[Set exercise]
Your task is to copy every record exactly.

START Extracted material

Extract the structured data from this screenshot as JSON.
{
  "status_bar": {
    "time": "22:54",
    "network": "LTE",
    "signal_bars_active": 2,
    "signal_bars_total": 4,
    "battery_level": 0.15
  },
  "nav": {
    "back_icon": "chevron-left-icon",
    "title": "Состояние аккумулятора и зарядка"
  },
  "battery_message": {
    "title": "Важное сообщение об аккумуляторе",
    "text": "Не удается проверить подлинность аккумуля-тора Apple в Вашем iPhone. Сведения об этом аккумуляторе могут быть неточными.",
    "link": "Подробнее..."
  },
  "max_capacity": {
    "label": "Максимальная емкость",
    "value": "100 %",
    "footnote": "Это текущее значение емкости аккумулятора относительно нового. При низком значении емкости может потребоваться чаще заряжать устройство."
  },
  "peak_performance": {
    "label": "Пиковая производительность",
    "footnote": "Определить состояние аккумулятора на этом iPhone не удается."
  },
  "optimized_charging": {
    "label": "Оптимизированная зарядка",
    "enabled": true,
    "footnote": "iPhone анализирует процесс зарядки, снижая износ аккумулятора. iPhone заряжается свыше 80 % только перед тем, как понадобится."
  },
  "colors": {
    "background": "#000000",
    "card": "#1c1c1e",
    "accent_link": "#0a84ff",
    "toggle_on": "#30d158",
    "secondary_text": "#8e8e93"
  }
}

END Extracted material

[Reply to the exercise]
Extract the structured data from this screenshot as JSON.
{
  "status_bar": {
    "time": "22:54",
    "network": "LTE",
    "signal_bars_active": 2,
    "signal_bars_total": 4,
    "battery_level": 0.15
  },
  "nav": {
    "back_icon": "chevron-left-icon",
    "title": "Состояние аккумулятора и зарядка"
  },
  "battery_message": {
    "title": "Важное сообщение об аккумуляторе",
    "text": "Не удается проверить подлинность аккумуля-тора Apple в Вашем iPhone. Сведения об этом аккумуляторе могут быть неточными.",
    "link": "Подробнее..."
  },
  "max_capacity": {
    "label": "Максимальная емкость",
    "value": "100 %",
    "footnote": "Это текущее значение емкости аккумулятора относительно нового. При низком значении емкости может потребоваться чаще заряжать устройство."
  },
  "peak_performance": {
    "label": "Пиковая производительность",
    "footnote": "Определить состояние аккумулятора на этом iPhone не удается."
  },
  "optimized_charging": {
    "label": "Оптимизированная зарядка",
    "enabled": true,
    "footnote": "iPhone анализирует процесс зарядки, снижая износ аккумулятора. iPhone заряжается свыше 80 % только перед тем, как понадобится."
  },
  "colors": {
    "background": "#000000",
    "card": "#1c1c1e",
    "accent_link": "#0a84ff",
    "toggle_on": "#30d158",
    "secondary_text": "#8e8e93"
  }
}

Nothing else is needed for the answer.